→ **PROBLEM DESCRIPTION**
Print the entries verbatim, leaving out the images they contain.

→ **EXTRACTED DATA**
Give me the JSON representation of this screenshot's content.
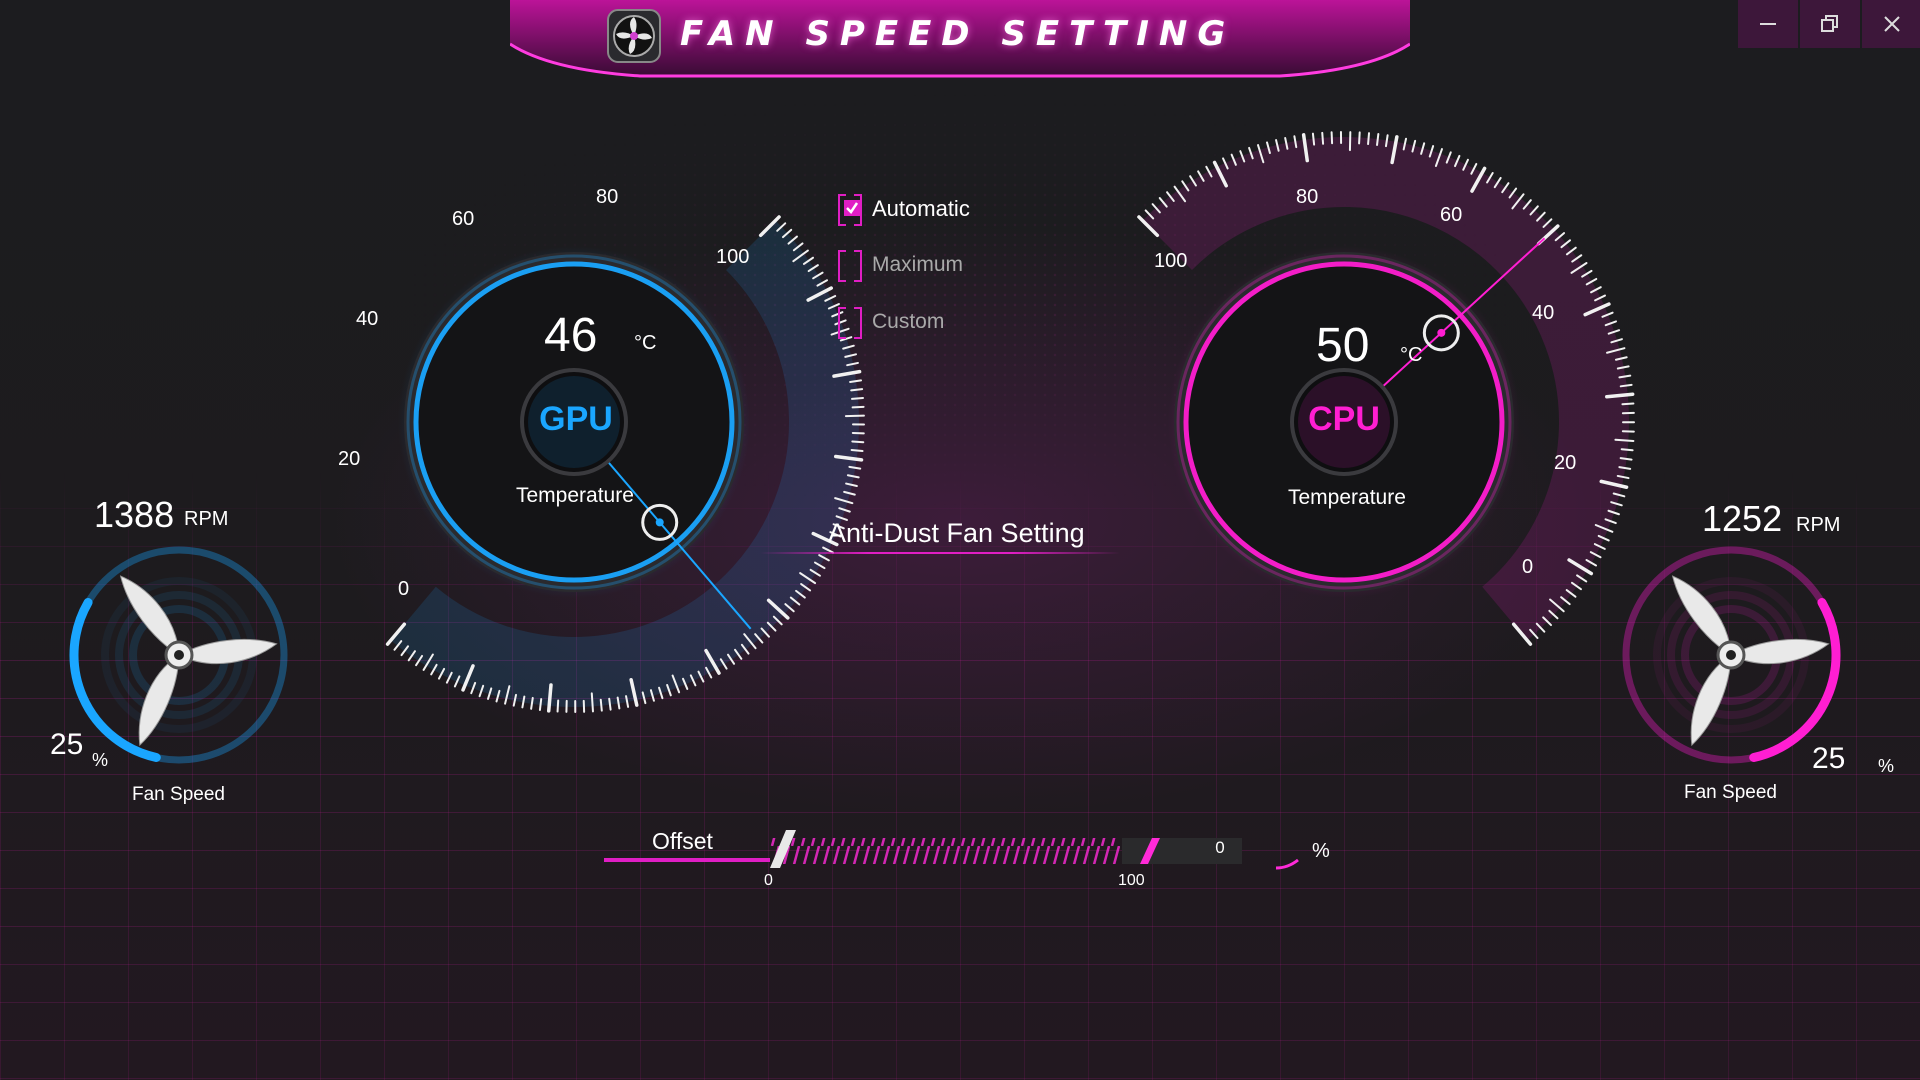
{
  "app": {
    "title": "FAN SPEED SETTING",
    "window_controls": [
      "minimize",
      "restore",
      "close"
    ]
  },
  "colors": {
    "gpu_accent": "#1aa6ff",
    "cpu_accent": "#ff1ed2",
    "brand_magenta": "#e01ec4",
    "background": "#1b1b1d"
  },
  "gpu": {
    "chip_label": "GPU",
    "temperature": "46",
    "temp_unit": "°C",
    "temp_caption": "Temperature",
    "needle_value": 46,
    "scale_min": 0,
    "scale_max": 100,
    "scale_labels": [
      "0",
      "20",
      "40",
      "60",
      "80",
      "100"
    ],
    "fan": {
      "rpm": "1388",
      "rpm_unit": "RPM",
      "percent": "25",
      "percent_unit": "%",
      "percent_value": 25,
      "caption": "Fan Speed"
    }
  },
  "cpu": {
    "chip_label": "CPU",
    "temperature": "50",
    "temp_unit": "°C",
    "temp_caption": "Temperature",
    "needle_value": 50,
    "scale_min": 0,
    "scale_max": 100,
    "scale_labels": [
      "0",
      "20",
      "40",
      "60",
      "80",
      "100"
    ],
    "fan": {
      "rpm": "1252",
      "rpm_unit": "RPM",
      "percent": "25",
      "percent_unit": "%",
      "percent_value": 25,
      "caption": "Fan Speed"
    }
  },
  "modes": [
    {
      "label": "Automatic",
      "checked": true
    },
    {
      "label": "Maximum",
      "checked": false
    },
    {
      "label": "Custom",
      "checked": false
    }
  ],
  "anti_dust": {
    "label": "Anti-Dust Fan Setting"
  },
  "offset": {
    "label": "Offset",
    "value": "0",
    "unit": "%",
    "min_label": "0",
    "max_label": "100",
    "position": 0
  }
}
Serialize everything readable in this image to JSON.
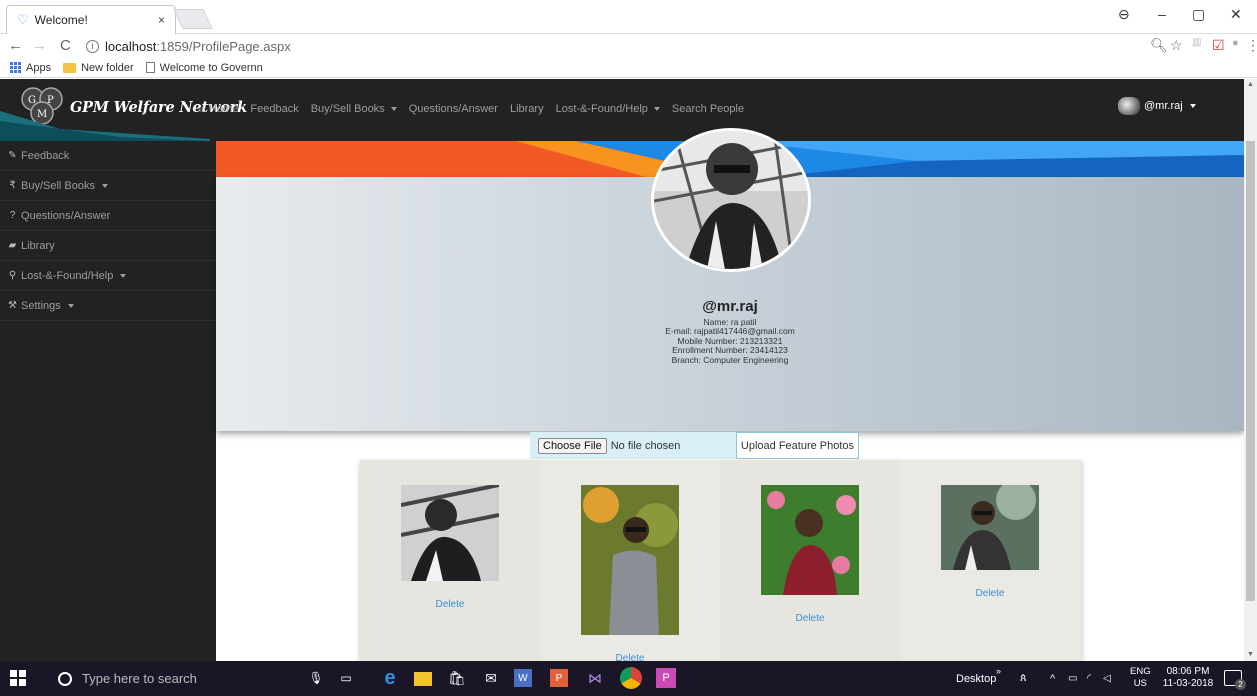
{
  "browser": {
    "tab_title": "Welcome!",
    "tab_close": "×",
    "url_host": "localhost",
    "url_rest": ":1859/ProfilePage.aspx",
    "bookmarks": [
      "Apps",
      "New folder",
      "Welcome to Governn"
    ]
  },
  "site": {
    "brand": "GPM Welfare Network",
    "nav": [
      "Home",
      "Feedback",
      "Buy/Sell Books",
      "Questions/Answer",
      "Library",
      "Lost-&-Found/Help",
      "Search People"
    ],
    "user": "@mr.raj"
  },
  "sidebar": {
    "items": [
      {
        "label": "Feedback",
        "icon": "pencil-icon"
      },
      {
        "label": "Buy/Sell Books",
        "icon": "rupee-icon",
        "dropdown": true
      },
      {
        "label": "Questions/Answer",
        "icon": "question-icon"
      },
      {
        "label": "Library",
        "icon": "book-icon"
      },
      {
        "label": "Lost-&-Found/Help",
        "icon": "map-marker-icon",
        "dropdown": true
      },
      {
        "label": "Settings",
        "icon": "wrench-icon",
        "dropdown": true
      }
    ]
  },
  "profile": {
    "username": "@mr.raj",
    "name": "Name: ra patil",
    "email": "E-mail: rajpatil417446@gmail.com",
    "mobile": "Mobile Number: 213213321",
    "enrollment": "Enrollment Number: 23414123",
    "branch": "Branch: Computer Engineering"
  },
  "upload": {
    "choose_label": "Choose File",
    "no_file": "No file chosen",
    "upload_label": "Upload Feature Photos"
  },
  "gallery": {
    "delete_label": "Delete"
  },
  "taskbar": {
    "search_placeholder": "Type here to search",
    "desktop": "Desktop",
    "lang_top": "ENG",
    "lang_bottom": "US",
    "time": "08:06 PM",
    "date": "11-03-2018",
    "notif_count": "2"
  },
  "colors": {
    "navbar": "#222222",
    "link": "#3b8fd9",
    "banner_orange": "#f15a24",
    "banner_blue": "#1e88e5"
  }
}
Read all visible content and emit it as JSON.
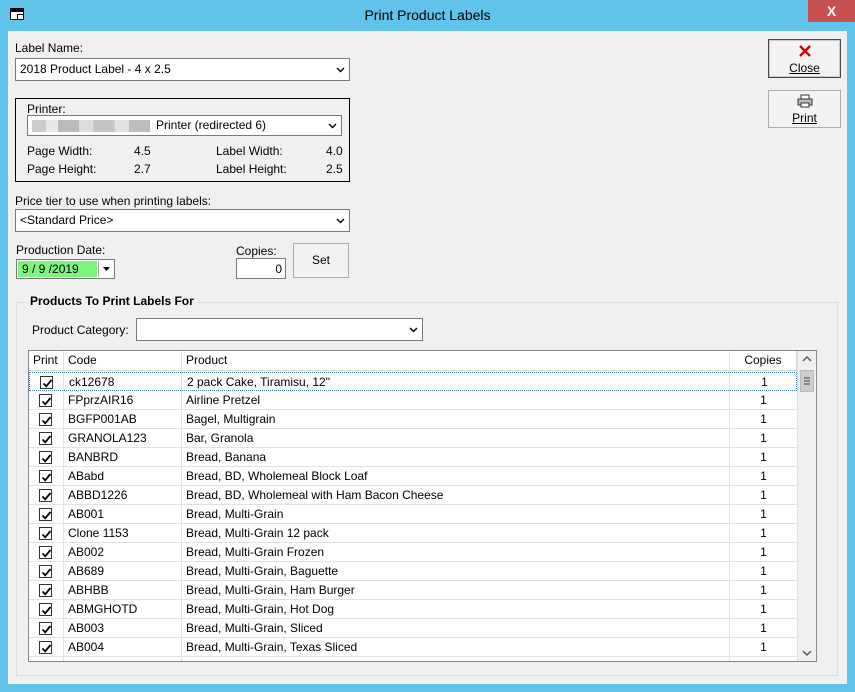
{
  "window": {
    "title": "Print Product Labels",
    "close_glyph": "X"
  },
  "label_name": {
    "label": "Label Name:",
    "value": "2018 Product Label - 4 x 2.5"
  },
  "printer": {
    "label": "Printer:",
    "value": "Printer (redirected 6)",
    "page_width_label": "Page Width:",
    "page_width": "4.5",
    "page_height_label": "Page Height:",
    "page_height": "2.7",
    "label_width_label": "Label Width:",
    "label_width": "4.0",
    "label_height_label": "Label Height:",
    "label_height": "2.5"
  },
  "price_tier": {
    "label": "Price tier to use when printing labels:",
    "value": "<Standard Price>"
  },
  "production_date": {
    "label": "Production Date:",
    "value": "9 / 9 /2019"
  },
  "copies": {
    "label": "Copies:",
    "value": "0"
  },
  "buttons": {
    "set": "Set",
    "close": "Close",
    "print": "Print"
  },
  "products": {
    "group_title": "Products To Print Labels For",
    "category_label": "Product Category:",
    "category_value": "",
    "headers": {
      "print": "Print",
      "code": "Code",
      "product": "Product",
      "copies": "Copies"
    },
    "rows": [
      {
        "code": "ck12678",
        "product": "2 pack Cake, Tiramisu, 12\"",
        "copies": "1",
        "checked": true
      },
      {
        "code": "FPprzAIR16",
        "product": "Airline Pretzel",
        "copies": "1",
        "checked": true
      },
      {
        "code": "BGFP001AB",
        "product": "Bagel, Multigrain",
        "copies": "1",
        "checked": true
      },
      {
        "code": "GRANOLA123",
        "product": "Bar, Granola",
        "copies": "1",
        "checked": true
      },
      {
        "code": "BANBRD",
        "product": "Bread, Banana",
        "copies": "1",
        "checked": true
      },
      {
        "code": "ABabd",
        "product": "Bread, BD, Wholemeal Block Loaf",
        "copies": "1",
        "checked": true
      },
      {
        "code": "ABBD1226",
        "product": "Bread, BD, Wholemeal with Ham Bacon Cheese",
        "copies": "1",
        "checked": true
      },
      {
        "code": "AB001",
        "product": "Bread, Multi-Grain",
        "copies": "1",
        "checked": true
      },
      {
        "code": "Clone 1153",
        "product": "Bread, Multi-Grain 12 pack",
        "copies": "1",
        "checked": true
      },
      {
        "code": "AB002",
        "product": "Bread, Multi-Grain Frozen",
        "copies": "1",
        "checked": true
      },
      {
        "code": "AB689",
        "product": "Bread, Multi-Grain, Baguette",
        "copies": "1",
        "checked": true
      },
      {
        "code": "ABHBB",
        "product": "Bread, Multi-Grain, Ham Burger",
        "copies": "1",
        "checked": true
      },
      {
        "code": "ABMGHOTD",
        "product": "Bread, Multi-Grain, Hot Dog",
        "copies": "1",
        "checked": true
      },
      {
        "code": "AB003",
        "product": "Bread, Multi-Grain, Sliced",
        "copies": "1",
        "checked": true
      },
      {
        "code": "AB004",
        "product": "Bread, Multi-Grain, Texas Sliced",
        "copies": "1",
        "checked": true
      }
    ]
  }
}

→ **COMPLETED EXERCISE**
Give me the JSON representation of this screenshot's content.
{
  "app": {
    "title": "FAN SPEED SETTING",
    "window_controls": [
      "minimize",
      "restore",
      "close"
    ]
  },
  "colors": {
    "gpu_accent": "#1aa6ff",
    "cpu_accent": "#ff1ed2",
    "brand_magenta": "#e01ec4",
    "background": "#1b1b1d"
  },
  "gpu": {
    "chip_label": "GPU",
    "temperature": "46",
    "temp_unit": "°C",
    "temp_caption": "Temperature",
    "needle_value": 46,
    "scale_min": 0,
    "scale_max": 100,
    "scale_labels": [
      "0",
      "20",
      "40",
      "60",
      "80",
      "100"
    ],
    "fan": {
      "rpm": "1388",
      "rpm_unit": "RPM",
      "percent": "25",
      "percent_unit": "%",
      "percent_value": 25,
      "caption": "Fan Speed"
    }
  },
  "cpu": {
    "chip_label": "CPU",
    "temperature": "50",
    "temp_unit": "°C",
    "temp_caption": "Temperature",
    "needle_value": 50,
    "scale_min": 0,
    "scale_max": 100,
    "scale_labels": [
      "0",
      "20",
      "40",
      "60",
      "80",
      "100"
    ],
    "fan": {
      "rpm": "1252",
      "rpm_unit": "RPM",
      "percent": "25",
      "percent_unit": "%",
      "percent_value": 25,
      "caption": "Fan Speed"
    }
  },
  "modes": [
    {
      "label": "Automatic",
      "checked": true
    },
    {
      "label": "Maximum",
      "checked": false
    },
    {
      "label": "Custom",
      "checked": false
    }
  ],
  "anti_dust": {
    "label": "Anti-Dust Fan Setting"
  },
  "offset": {
    "label": "Offset",
    "value": "0",
    "unit": "%",
    "min_label": "0",
    "max_label": "100",
    "position": 0
  }
}
Serialize everything readable in this image to JSON.
{
  "browser": {
    "tab_title": "Welcome!",
    "tab_close": "×",
    "url_host": "localhost",
    "url_rest": ":1859/ProfilePage.aspx",
    "bookmarks": [
      "Apps",
      "New folder",
      "Welcome to Governn"
    ]
  },
  "site": {
    "brand": "GPM Welfare Network",
    "nav": [
      "Home",
      "Feedback",
      "Buy/Sell Books",
      "Questions/Answer",
      "Library",
      "Lost-&-Found/Help",
      "Search People"
    ],
    "user": "@mr.raj"
  },
  "sidebar": {
    "items": [
      {
        "label": "Feedback",
        "icon": "pencil-icon"
      },
      {
        "label": "Buy/Sell Books",
        "icon": "rupee-icon",
        "dropdown": true
      },
      {
        "label": "Questions/Answer",
        "icon": "question-icon"
      },
      {
        "label": "Library",
        "icon": "book-icon"
      },
      {
        "label": "Lost-&-Found/Help",
        "icon": "map-marker-icon",
        "dropdown": true
      },
      {
        "label": "Settings",
        "icon": "wrench-icon",
        "dropdown": true
      }
    ]
  },
  "profile": {
    "username": "@mr.raj",
    "name": "Name: ra patil",
    "email": "E-mail: rajpatil417446@gmail.com",
    "mobile": "Mobile Number: 213213321",
    "enrollment": "Enrollment Number: 23414123",
    "branch": "Branch: Computer Engineering"
  },
  "upload": {
    "choose_label": "Choose File",
    "no_file": "No file chosen",
    "upload_label": "Upload Feature Photos"
  },
  "gallery": {
    "delete_label": "Delete"
  },
  "taskbar": {
    "search_placeholder": "Type here to search",
    "desktop": "Desktop",
    "lang_top": "ENG",
    "lang_bottom": "US",
    "time": "08:06 PM",
    "date": "11-03-2018",
    "notif_count": "2"
  },
  "colors": {
    "navbar": "#222222",
    "link": "#3b8fd9",
    "banner_orange": "#f15a24",
    "banner_blue": "#1e88e5"
  }
}
Read all visible content and emit it as JSON.
{
  "window": {
    "title": "Print Product Labels",
    "close_glyph": "X"
  },
  "label_name": {
    "label": "Label Name:",
    "value": "2018 Product Label - 4 x 2.5"
  },
  "printer": {
    "label": "Printer:",
    "value": "Printer (redirected 6)",
    "page_width_label": "Page Width:",
    "page_width": "4.5",
    "page_height_label": "Page Height:",
    "page_height": "2.7",
    "label_width_label": "Label Width:",
    "label_width": "4.0",
    "label_height_label": "Label Height:",
    "label_height": "2.5"
  },
  "price_tier": {
    "label": "Price tier to use when printing labels:",
    "value": "<Standard Price>"
  },
  "production_date": {
    "label": "Production Date:",
    "value": "9 / 9 /2019"
  },
  "copies": {
    "label": "Copies:",
    "value": "0"
  },
  "buttons": {
    "set": "Set",
    "close": "Close",
    "print": "Print"
  },
  "products": {
    "group_title": "Products To Print Labels For",
    "category_label": "Product Category:",
    "category_value": "",
    "headers": {
      "print": "Print",
      "code": "Code",
      "product": "Product",
      "copies": "Copies"
    },
    "rows": [
      {
        "code": "ck12678",
        "product": "2 pack Cake, Tiramisu, 12\"",
        "copies": "1",
        "checked": true
      },
      {
        "code": "FPprzAIR16",
        "product": "Airline Pretzel",
        "copies": "1",
        "checked": true
      },
      {
        "code": "BGFP001AB",
        "product": "Bagel, Multigrain",
        "copies": "1",
        "checked": true
      },
      {
        "code": "GRANOLA123",
        "product": "Bar, Granola",
        "copies": "1",
        "checked": true
      },
      {
        "code": "BANBRD",
        "product": "Bread, Banana",
        "copies": "1",
        "checked": true
      },
      {
        "code": "ABabd",
        "product": "Bread, BD, Wholemeal Block Loaf",
        "copies": "1",
        "checked": true
      },
      {
        "code": "ABBD1226",
        "product": "Bread, BD, Wholemeal with Ham Bacon Cheese",
        "copies": "1",
        "checked": true
      },
      {
        "code": "AB001",
        "product": "Bread, Multi-Grain",
        "copies": "1",
        "checked": true
      },
      {
        "code": "Clone 1153",
        "product": "Bread, Multi-Grain 12 pack",
        "copies": "1",
        "checked": true
      },
      {
        "code": "AB002",
        "product": "Bread, Multi-Grain Frozen",
        "copies": "1",
        "checked": true
      },
      {
        "code": "AB689",
        "product": "Bread, Multi-Grain, Baguette",
        "copies": "1",
        "checked": true
      },
      {
        "code": "ABHBB",
        "product": "Bread, Multi-Grain, Ham Burger",
        "copies": "1",
        "checked": true
      },
      {
        "code": "ABMGHOTD",
        "product": "Bread, Multi-Grain, Hot Dog",
        "copies": "1",
        "checked": true
      },
      {
        "code": "AB003",
        "product": "Bread, Multi-Grain, Sliced",
        "copies": "1",
        "checked": true
      },
      {
        "code": "AB004",
        "product": "Bread, Multi-Grain, Texas Sliced",
        "copies": "1",
        "checked": true
      }
    ]
  }
}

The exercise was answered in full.